* **GIVEN PROBLEM**: For the listing below, give the count of lines containing "scatter", and no other text.

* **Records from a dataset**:
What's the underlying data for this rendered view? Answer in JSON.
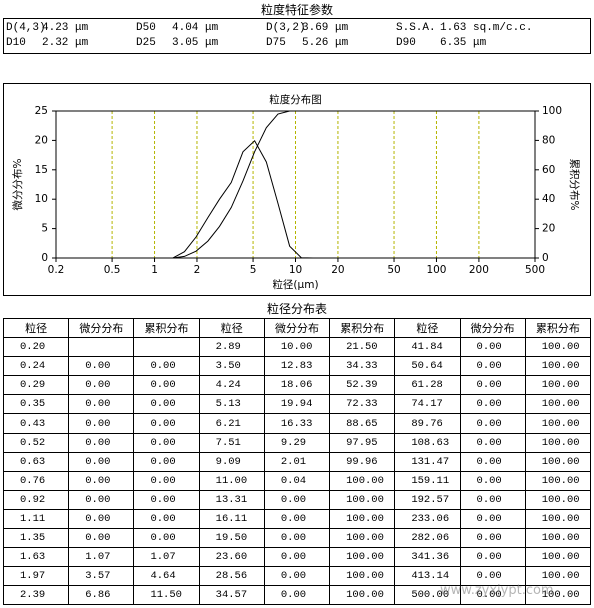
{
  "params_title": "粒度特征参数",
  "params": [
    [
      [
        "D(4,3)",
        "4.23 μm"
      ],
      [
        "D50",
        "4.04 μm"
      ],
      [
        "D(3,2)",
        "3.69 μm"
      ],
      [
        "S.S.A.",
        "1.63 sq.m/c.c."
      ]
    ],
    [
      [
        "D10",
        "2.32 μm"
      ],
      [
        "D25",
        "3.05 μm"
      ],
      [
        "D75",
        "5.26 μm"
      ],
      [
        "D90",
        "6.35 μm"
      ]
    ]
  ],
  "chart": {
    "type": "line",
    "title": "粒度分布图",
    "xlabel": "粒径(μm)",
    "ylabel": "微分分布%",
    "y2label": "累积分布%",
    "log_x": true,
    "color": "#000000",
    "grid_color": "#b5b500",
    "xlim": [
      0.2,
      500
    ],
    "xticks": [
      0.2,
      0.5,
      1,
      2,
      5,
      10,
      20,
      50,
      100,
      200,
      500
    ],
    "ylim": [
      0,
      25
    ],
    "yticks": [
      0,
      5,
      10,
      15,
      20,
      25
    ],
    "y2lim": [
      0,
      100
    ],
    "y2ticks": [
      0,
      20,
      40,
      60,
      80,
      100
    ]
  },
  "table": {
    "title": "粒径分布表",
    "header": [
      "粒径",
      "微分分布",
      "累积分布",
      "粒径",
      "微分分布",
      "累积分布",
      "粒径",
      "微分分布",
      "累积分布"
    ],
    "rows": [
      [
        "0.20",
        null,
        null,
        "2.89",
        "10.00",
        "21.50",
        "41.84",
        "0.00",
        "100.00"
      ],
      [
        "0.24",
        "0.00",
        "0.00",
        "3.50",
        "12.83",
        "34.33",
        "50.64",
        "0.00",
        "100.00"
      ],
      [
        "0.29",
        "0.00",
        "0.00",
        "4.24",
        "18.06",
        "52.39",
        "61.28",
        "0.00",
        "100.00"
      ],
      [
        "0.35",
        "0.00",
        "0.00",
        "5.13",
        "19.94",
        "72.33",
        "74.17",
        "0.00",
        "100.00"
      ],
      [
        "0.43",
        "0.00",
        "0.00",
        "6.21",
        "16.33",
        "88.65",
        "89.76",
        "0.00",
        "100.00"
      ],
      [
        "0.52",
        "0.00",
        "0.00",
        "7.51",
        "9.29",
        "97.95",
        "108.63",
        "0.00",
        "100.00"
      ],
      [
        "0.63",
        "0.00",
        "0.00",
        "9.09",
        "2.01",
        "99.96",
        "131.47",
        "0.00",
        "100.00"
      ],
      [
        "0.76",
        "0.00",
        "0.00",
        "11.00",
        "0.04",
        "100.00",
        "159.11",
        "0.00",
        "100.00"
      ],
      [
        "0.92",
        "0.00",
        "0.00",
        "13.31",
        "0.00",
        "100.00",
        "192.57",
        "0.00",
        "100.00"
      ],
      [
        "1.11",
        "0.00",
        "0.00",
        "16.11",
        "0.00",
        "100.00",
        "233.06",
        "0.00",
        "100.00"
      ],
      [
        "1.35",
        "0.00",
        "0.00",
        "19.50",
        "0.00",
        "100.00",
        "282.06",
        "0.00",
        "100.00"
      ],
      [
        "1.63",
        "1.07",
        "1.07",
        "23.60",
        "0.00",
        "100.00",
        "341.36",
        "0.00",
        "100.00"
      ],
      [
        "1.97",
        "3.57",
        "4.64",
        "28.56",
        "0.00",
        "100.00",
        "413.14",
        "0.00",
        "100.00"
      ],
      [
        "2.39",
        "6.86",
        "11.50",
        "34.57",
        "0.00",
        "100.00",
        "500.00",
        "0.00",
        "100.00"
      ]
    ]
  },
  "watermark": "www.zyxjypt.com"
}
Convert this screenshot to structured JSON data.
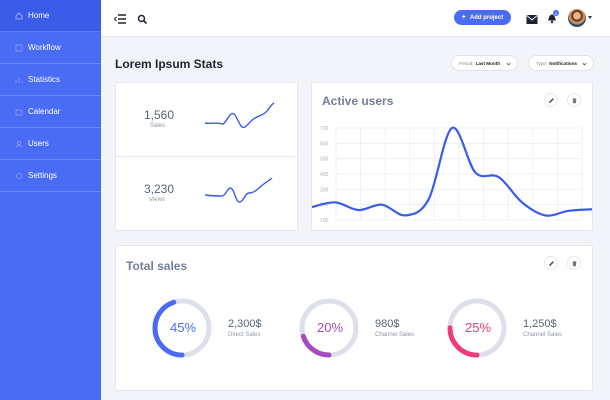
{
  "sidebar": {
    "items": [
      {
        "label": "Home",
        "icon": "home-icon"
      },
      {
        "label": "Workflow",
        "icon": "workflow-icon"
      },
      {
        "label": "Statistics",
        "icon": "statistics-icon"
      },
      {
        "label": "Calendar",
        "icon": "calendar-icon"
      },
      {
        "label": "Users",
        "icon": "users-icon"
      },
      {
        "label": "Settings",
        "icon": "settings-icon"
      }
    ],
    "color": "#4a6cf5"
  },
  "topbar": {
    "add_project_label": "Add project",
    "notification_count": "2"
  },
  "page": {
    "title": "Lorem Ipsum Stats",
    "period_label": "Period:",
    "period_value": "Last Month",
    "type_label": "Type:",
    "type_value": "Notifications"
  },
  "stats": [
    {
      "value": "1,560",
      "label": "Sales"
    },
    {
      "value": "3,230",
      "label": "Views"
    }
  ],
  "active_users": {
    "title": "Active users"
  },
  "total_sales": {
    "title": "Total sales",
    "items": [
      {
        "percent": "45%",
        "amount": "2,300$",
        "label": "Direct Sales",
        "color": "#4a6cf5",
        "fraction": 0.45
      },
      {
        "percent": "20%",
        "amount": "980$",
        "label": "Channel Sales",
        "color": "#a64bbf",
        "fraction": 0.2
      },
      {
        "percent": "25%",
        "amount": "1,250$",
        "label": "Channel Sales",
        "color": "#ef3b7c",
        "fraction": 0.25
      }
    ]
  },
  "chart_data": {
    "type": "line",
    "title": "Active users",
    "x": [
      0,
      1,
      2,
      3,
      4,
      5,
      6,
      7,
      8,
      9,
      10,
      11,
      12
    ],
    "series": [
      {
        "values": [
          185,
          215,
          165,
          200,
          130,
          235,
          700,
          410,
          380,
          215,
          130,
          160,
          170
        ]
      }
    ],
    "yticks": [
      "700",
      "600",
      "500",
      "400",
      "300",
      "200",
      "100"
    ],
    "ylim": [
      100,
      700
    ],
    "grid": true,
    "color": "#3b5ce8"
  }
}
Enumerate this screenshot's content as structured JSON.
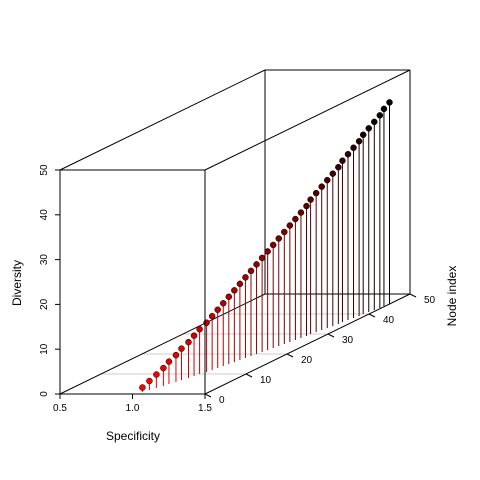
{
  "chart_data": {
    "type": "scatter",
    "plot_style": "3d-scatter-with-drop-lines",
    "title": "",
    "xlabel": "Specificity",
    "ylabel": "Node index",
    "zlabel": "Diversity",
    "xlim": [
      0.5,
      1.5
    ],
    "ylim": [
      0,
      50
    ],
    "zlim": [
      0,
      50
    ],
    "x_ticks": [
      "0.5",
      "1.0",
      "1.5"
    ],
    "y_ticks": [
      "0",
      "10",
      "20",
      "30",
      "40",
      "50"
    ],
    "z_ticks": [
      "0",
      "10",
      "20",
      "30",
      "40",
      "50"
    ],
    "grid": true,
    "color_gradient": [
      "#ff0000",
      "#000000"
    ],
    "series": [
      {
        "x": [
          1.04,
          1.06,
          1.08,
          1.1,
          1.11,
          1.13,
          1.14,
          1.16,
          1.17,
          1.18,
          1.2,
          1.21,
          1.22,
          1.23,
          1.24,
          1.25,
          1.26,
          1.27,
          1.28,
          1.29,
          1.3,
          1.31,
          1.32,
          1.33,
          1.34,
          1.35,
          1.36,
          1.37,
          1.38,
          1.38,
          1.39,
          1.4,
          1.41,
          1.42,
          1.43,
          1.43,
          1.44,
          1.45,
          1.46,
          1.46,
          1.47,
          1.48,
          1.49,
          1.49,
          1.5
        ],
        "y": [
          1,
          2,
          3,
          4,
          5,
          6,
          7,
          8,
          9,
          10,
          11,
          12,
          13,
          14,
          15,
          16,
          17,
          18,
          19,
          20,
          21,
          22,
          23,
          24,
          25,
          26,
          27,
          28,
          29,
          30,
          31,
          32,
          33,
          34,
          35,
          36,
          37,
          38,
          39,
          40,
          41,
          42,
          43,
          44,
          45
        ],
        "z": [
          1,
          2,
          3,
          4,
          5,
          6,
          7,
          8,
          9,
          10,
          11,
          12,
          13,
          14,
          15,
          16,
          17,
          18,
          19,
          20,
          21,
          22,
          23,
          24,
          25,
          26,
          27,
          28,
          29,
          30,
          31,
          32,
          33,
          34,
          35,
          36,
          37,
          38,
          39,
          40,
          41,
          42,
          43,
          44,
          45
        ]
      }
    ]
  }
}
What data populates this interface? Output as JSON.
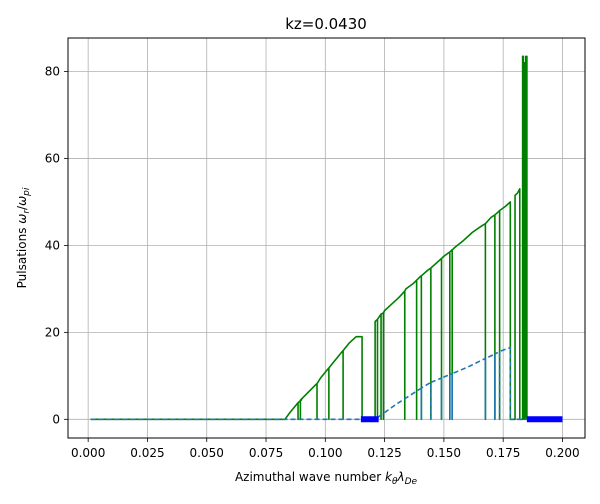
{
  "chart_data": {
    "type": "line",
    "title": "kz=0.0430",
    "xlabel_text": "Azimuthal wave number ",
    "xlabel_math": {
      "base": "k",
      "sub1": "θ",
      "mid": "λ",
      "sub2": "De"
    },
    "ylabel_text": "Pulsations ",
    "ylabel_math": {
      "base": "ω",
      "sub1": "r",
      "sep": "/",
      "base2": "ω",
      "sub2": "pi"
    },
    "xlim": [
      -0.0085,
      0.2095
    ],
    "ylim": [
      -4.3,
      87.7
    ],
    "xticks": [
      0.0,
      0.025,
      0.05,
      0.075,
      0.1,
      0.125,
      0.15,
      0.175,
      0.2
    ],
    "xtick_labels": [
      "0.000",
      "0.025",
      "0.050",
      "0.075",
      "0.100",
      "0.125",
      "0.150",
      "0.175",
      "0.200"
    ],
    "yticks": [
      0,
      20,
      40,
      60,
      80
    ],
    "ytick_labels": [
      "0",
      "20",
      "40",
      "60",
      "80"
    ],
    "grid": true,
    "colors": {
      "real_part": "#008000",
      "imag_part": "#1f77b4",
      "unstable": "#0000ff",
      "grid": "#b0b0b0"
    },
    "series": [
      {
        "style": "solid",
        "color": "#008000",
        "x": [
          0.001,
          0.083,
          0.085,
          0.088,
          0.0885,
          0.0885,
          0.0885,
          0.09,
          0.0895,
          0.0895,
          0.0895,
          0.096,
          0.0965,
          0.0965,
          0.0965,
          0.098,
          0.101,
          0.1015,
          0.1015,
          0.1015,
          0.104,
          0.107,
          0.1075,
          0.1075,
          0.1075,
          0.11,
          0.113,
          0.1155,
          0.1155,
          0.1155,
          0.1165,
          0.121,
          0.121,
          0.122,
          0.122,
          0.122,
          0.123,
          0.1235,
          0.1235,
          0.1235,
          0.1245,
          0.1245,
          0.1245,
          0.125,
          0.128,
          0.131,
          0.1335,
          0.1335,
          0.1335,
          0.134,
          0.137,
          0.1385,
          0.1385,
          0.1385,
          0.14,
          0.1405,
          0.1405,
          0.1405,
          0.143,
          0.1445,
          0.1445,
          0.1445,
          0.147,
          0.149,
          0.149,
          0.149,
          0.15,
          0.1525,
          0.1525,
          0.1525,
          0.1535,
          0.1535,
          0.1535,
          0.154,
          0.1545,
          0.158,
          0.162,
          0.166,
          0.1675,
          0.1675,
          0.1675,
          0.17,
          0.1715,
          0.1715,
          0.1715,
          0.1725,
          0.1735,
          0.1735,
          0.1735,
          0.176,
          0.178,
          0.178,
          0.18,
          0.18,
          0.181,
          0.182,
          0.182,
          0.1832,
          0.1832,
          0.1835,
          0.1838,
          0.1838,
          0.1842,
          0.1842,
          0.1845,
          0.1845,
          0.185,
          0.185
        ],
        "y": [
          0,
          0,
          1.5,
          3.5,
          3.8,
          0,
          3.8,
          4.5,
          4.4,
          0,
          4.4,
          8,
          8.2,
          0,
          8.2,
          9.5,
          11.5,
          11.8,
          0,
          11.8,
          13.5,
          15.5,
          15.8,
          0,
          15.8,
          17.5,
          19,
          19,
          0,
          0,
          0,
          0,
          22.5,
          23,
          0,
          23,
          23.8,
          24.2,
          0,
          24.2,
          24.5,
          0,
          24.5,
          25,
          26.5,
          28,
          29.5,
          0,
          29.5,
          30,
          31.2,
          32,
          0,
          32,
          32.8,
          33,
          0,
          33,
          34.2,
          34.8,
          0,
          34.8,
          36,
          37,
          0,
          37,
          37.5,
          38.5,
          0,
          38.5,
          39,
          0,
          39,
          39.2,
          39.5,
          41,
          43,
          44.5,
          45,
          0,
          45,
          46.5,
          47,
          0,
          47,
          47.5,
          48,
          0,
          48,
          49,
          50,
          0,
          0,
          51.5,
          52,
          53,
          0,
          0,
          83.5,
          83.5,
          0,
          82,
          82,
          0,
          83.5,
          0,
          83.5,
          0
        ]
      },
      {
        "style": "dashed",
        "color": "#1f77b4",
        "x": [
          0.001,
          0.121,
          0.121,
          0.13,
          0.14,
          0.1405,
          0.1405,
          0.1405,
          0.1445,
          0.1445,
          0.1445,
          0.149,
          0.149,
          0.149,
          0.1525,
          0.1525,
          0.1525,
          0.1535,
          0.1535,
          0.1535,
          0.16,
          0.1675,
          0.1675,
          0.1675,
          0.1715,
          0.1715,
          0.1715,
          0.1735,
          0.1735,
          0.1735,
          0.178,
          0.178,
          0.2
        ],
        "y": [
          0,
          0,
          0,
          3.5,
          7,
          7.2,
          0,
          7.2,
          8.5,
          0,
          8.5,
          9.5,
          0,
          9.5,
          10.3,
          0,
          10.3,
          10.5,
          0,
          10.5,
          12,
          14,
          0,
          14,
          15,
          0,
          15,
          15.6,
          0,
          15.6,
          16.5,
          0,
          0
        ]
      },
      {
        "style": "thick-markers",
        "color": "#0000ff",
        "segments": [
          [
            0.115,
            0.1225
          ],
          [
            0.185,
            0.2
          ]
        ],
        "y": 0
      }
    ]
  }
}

* **TASK OUTPUT**: 2